**Required task:** Collect all lines from the listing that include the string "empty".

**Record list:**
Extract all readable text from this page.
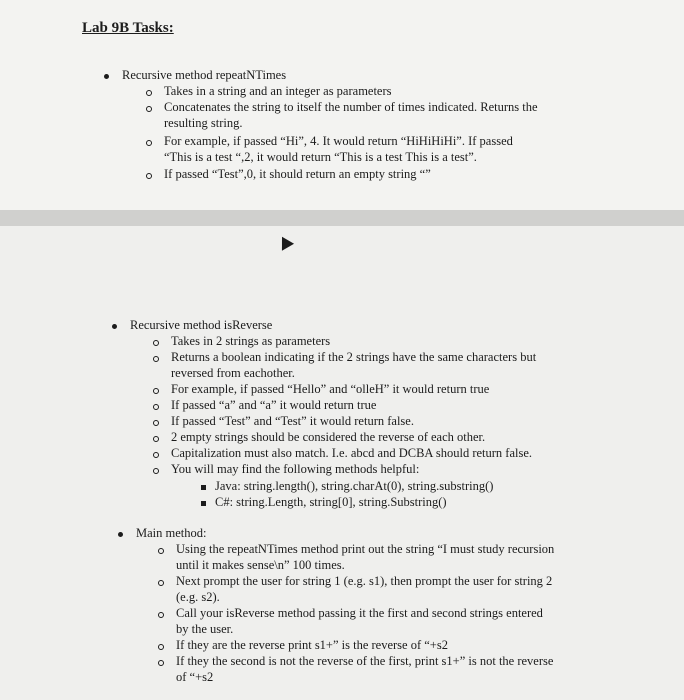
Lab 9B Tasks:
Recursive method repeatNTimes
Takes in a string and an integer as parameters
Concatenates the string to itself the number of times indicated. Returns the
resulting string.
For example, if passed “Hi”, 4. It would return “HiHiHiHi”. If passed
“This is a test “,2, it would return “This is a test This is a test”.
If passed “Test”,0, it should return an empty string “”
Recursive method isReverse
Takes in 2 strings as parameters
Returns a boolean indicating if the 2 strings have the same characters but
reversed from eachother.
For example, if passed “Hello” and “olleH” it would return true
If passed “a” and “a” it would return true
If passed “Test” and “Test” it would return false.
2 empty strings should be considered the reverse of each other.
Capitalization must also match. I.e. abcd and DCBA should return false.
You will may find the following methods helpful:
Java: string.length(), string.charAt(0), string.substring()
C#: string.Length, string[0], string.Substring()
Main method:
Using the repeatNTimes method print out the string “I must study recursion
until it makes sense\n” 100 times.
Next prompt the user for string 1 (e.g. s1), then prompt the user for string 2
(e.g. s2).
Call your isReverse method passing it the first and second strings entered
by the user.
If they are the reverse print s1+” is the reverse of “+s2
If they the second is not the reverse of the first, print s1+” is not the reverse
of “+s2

==

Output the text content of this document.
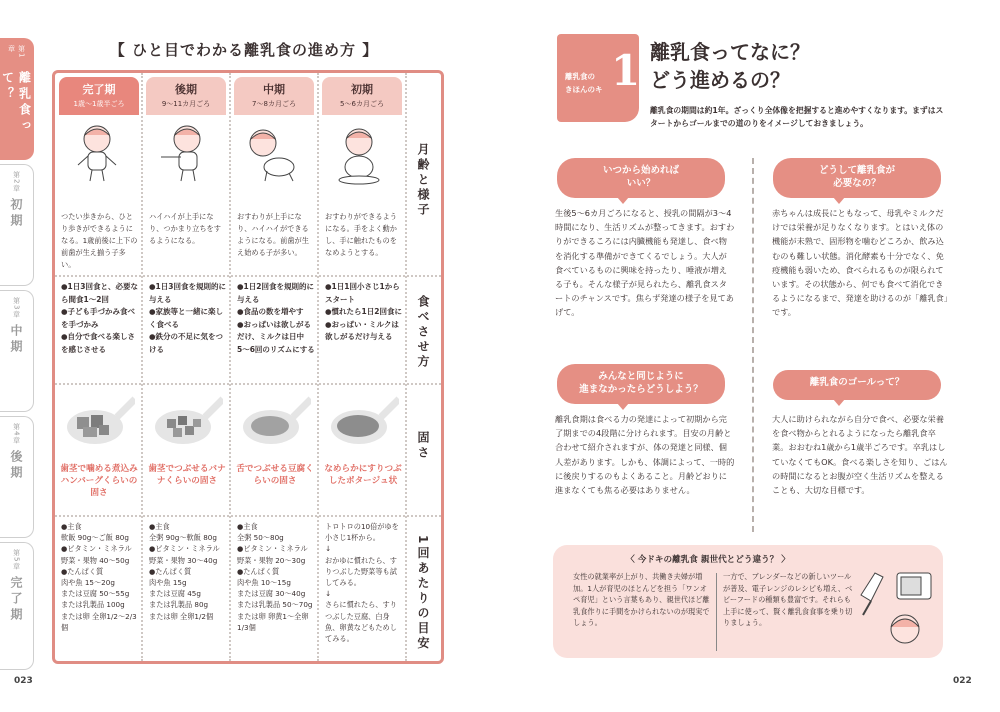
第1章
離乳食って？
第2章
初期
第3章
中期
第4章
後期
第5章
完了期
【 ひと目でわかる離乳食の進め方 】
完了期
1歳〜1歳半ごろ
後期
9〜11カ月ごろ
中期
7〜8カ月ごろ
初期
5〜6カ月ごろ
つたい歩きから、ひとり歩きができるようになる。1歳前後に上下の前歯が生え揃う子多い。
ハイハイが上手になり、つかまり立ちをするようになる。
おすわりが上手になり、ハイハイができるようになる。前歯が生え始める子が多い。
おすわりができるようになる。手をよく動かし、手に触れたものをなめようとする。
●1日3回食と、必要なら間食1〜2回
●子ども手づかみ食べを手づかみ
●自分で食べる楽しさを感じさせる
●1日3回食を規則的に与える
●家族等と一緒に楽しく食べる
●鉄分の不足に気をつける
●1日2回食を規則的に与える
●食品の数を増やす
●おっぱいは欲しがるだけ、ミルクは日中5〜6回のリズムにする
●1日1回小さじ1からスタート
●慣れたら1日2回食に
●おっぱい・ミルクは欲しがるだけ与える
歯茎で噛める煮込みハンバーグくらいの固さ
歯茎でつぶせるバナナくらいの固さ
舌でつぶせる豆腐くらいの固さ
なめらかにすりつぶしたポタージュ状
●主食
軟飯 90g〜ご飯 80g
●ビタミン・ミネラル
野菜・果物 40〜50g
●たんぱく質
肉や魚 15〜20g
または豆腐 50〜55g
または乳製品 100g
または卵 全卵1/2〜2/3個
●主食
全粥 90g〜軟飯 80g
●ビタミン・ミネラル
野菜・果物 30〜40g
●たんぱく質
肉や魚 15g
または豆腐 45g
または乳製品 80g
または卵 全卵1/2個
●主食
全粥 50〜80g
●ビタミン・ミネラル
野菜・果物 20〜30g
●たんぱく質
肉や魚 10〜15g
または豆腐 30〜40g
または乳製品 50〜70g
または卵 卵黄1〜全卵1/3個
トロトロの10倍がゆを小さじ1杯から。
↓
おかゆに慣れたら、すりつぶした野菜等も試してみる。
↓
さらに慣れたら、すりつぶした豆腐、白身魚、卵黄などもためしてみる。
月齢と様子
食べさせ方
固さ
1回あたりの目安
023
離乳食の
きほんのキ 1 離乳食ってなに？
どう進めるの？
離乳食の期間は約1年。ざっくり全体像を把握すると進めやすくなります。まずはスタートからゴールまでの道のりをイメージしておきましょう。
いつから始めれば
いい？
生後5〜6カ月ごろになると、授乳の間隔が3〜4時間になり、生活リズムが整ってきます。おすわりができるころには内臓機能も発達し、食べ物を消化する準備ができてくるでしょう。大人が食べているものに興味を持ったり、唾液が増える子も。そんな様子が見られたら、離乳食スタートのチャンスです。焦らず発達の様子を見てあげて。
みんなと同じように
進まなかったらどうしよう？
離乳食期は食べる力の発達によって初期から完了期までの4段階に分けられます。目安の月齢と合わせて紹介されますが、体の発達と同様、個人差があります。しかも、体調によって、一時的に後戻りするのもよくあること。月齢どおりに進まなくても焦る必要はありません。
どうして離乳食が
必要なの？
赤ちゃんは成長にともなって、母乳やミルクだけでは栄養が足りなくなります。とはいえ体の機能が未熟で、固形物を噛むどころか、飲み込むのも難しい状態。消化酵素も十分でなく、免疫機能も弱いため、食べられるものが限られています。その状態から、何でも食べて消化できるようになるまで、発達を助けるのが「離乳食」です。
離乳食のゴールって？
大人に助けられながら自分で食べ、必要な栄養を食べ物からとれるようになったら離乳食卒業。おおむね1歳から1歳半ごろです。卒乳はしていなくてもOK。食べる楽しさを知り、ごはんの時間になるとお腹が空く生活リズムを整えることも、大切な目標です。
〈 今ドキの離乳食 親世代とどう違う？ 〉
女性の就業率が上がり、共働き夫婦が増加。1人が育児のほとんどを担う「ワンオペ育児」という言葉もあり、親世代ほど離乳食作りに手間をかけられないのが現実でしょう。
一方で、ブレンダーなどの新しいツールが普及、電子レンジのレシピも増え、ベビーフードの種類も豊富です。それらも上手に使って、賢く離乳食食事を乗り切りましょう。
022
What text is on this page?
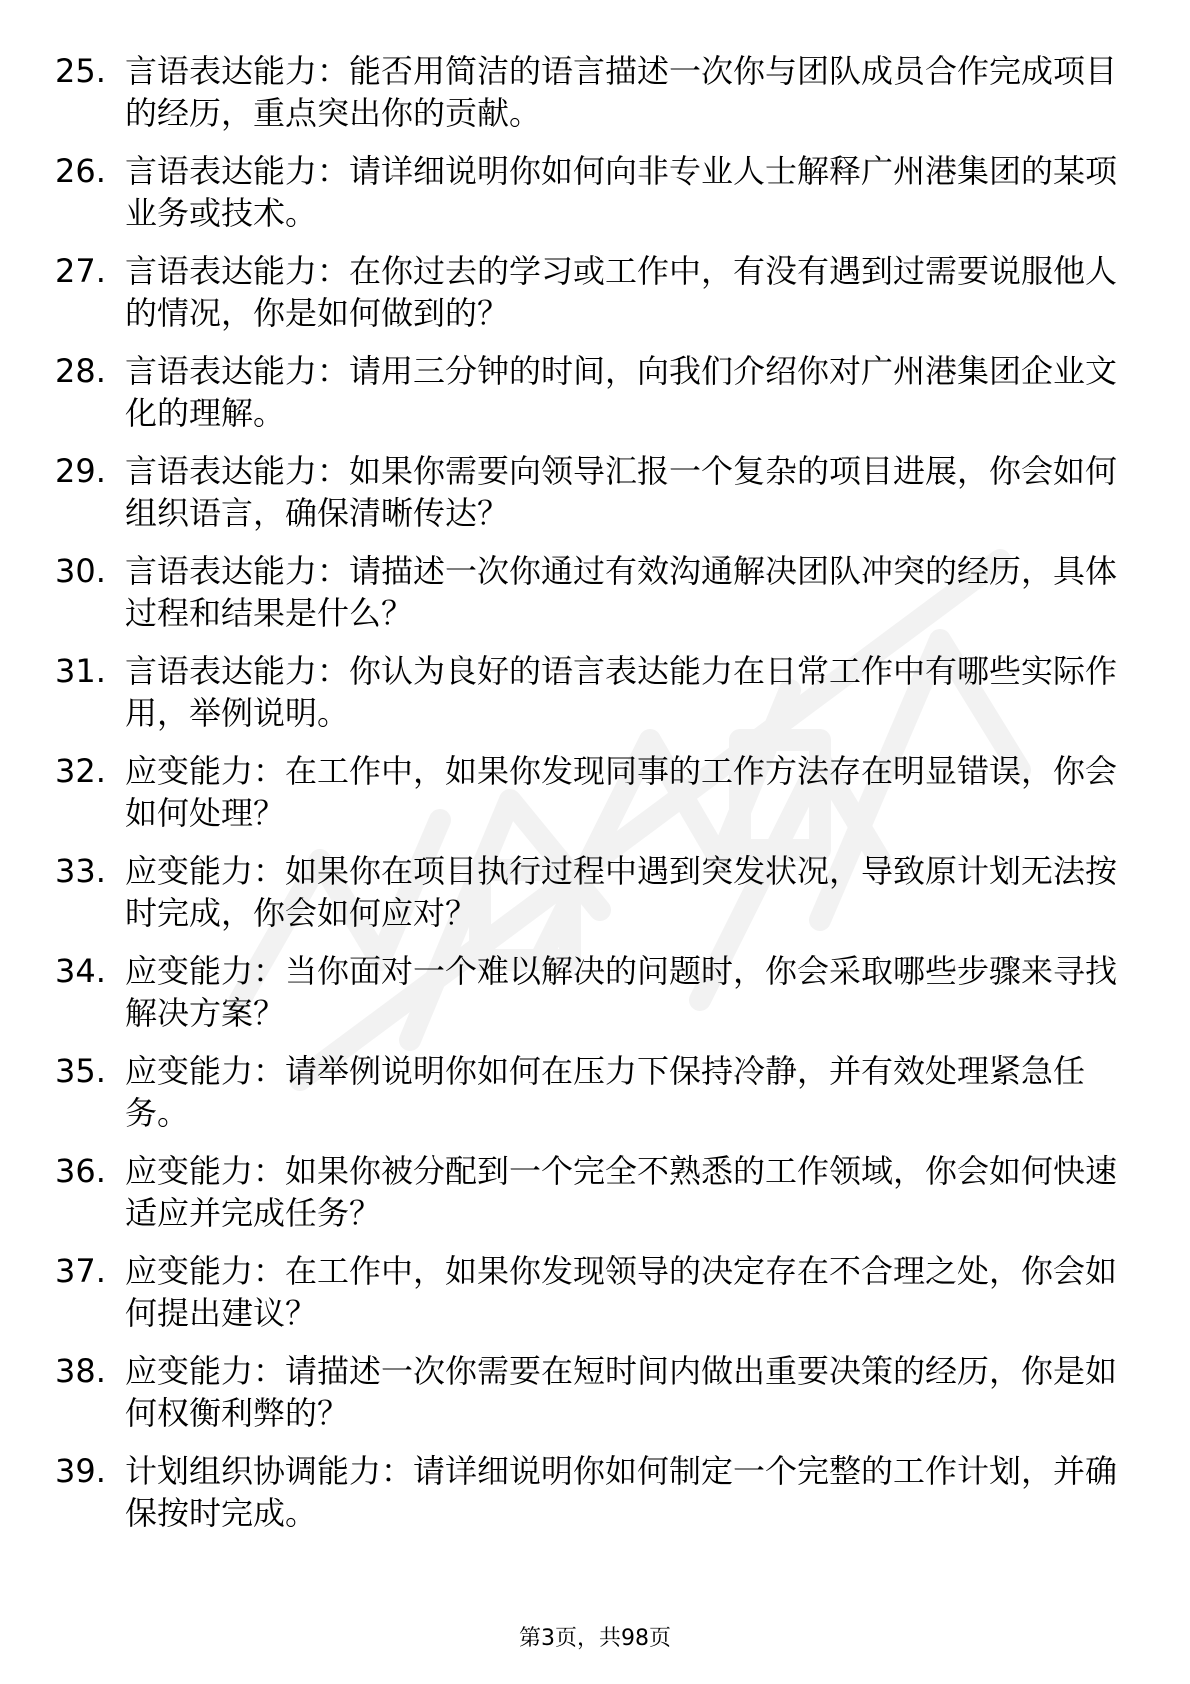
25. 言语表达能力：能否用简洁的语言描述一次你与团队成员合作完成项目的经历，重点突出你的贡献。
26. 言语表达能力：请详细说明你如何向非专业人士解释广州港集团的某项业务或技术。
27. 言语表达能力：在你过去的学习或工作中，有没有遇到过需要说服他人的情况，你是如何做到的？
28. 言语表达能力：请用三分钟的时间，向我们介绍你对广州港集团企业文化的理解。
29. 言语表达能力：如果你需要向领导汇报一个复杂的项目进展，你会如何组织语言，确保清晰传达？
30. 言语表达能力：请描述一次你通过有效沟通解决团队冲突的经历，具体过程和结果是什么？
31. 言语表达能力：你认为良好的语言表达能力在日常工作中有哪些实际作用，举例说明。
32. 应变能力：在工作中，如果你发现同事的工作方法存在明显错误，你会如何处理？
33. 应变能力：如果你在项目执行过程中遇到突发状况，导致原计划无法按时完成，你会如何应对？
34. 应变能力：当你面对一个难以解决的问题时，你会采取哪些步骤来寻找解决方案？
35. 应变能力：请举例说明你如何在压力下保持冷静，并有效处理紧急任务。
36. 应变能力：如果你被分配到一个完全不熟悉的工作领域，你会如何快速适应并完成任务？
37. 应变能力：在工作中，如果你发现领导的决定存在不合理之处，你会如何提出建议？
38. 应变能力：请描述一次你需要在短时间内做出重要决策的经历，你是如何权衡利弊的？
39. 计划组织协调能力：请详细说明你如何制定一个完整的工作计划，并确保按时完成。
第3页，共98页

* * *

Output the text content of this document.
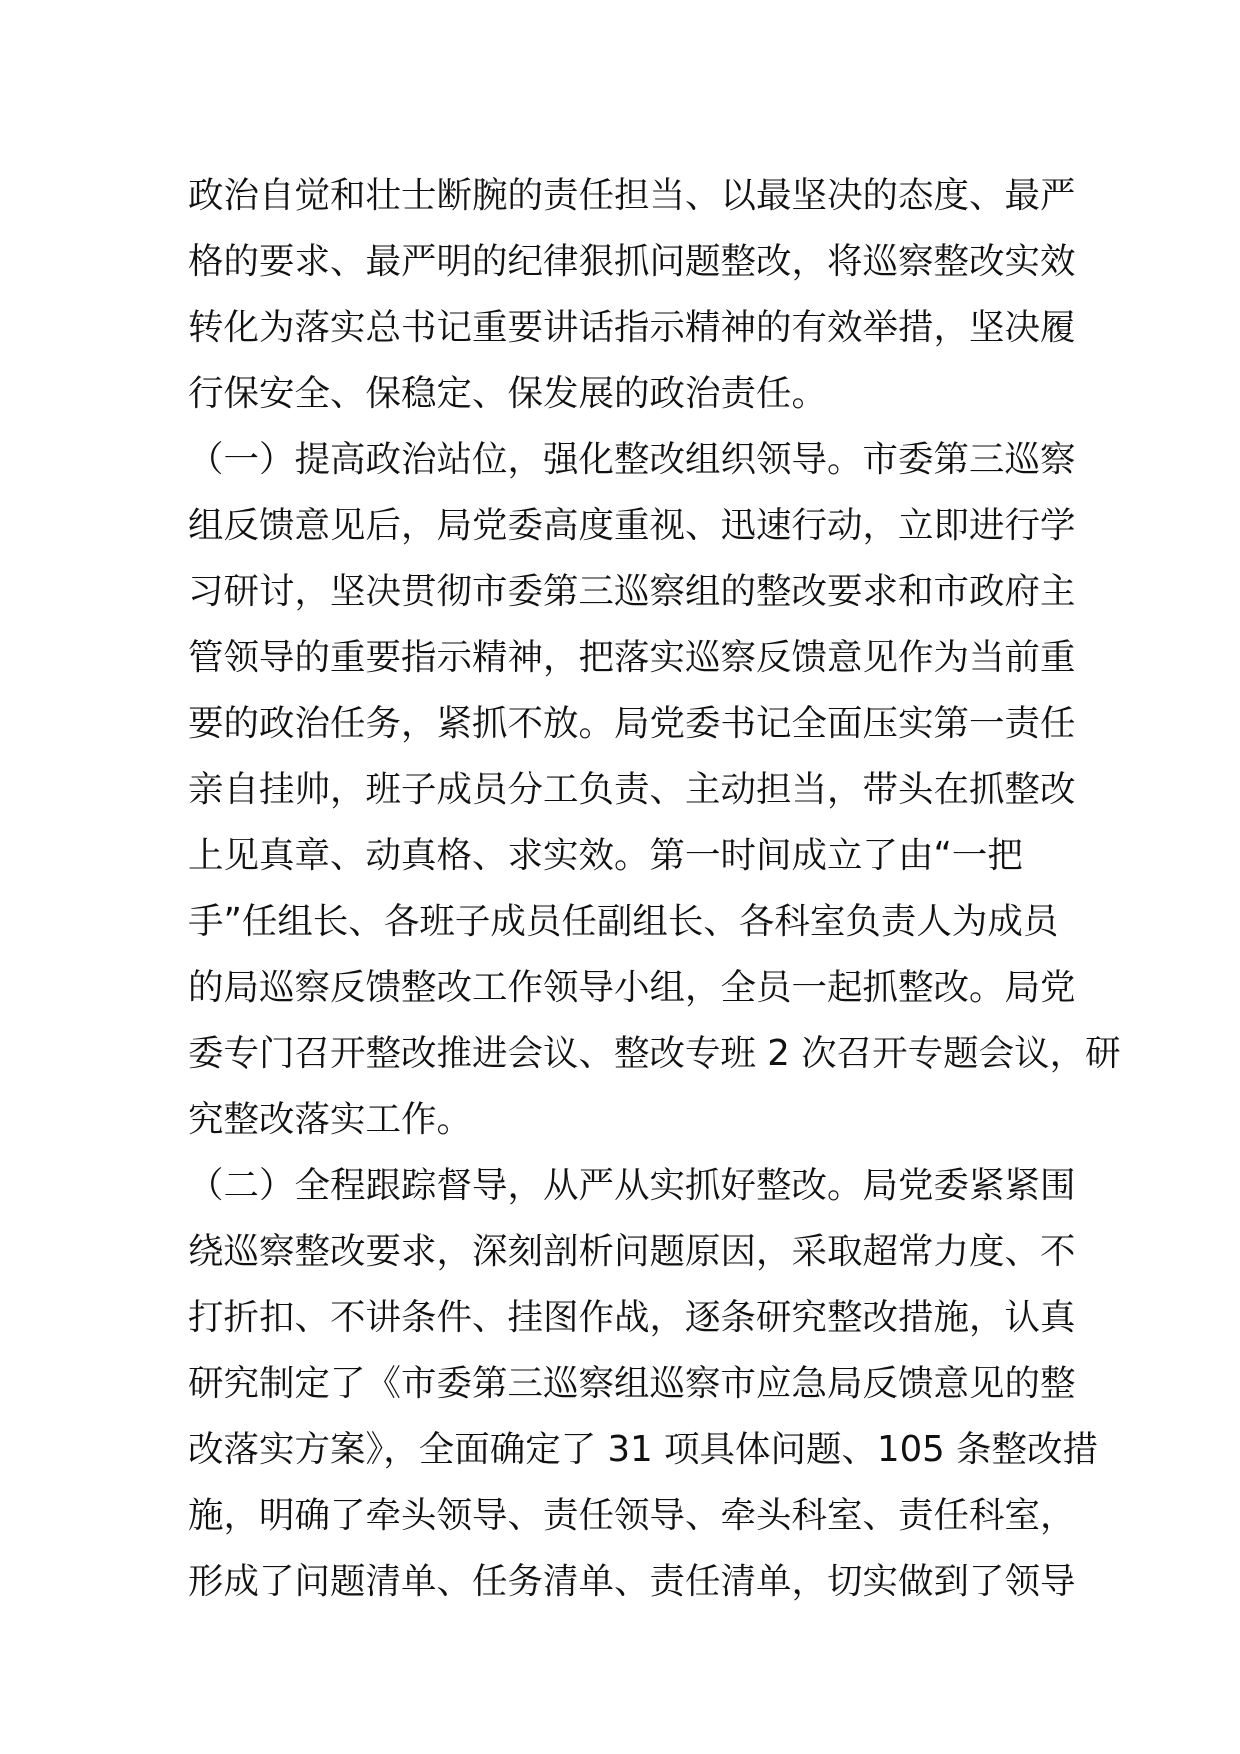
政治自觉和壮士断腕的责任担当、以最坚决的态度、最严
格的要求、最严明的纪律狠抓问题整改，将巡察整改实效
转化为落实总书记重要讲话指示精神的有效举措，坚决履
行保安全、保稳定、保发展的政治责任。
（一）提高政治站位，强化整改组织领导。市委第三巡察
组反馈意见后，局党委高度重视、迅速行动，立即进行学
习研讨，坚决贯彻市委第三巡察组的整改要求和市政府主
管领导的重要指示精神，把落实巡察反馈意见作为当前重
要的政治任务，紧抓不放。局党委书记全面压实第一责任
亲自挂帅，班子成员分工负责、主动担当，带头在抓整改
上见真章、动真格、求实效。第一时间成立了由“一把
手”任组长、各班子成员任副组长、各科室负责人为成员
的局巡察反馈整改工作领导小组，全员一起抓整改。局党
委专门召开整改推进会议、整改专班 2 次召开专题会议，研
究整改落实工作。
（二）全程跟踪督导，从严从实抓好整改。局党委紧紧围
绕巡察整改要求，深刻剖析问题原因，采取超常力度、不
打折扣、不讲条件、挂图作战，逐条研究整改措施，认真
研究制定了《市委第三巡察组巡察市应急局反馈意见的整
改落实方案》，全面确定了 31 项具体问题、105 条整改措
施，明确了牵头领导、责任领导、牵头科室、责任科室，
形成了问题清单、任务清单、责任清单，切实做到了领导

**Problem solution:**
If passed “Test”,0, it should return an empty string “”
2 empty strings should be considered the reverse of each other.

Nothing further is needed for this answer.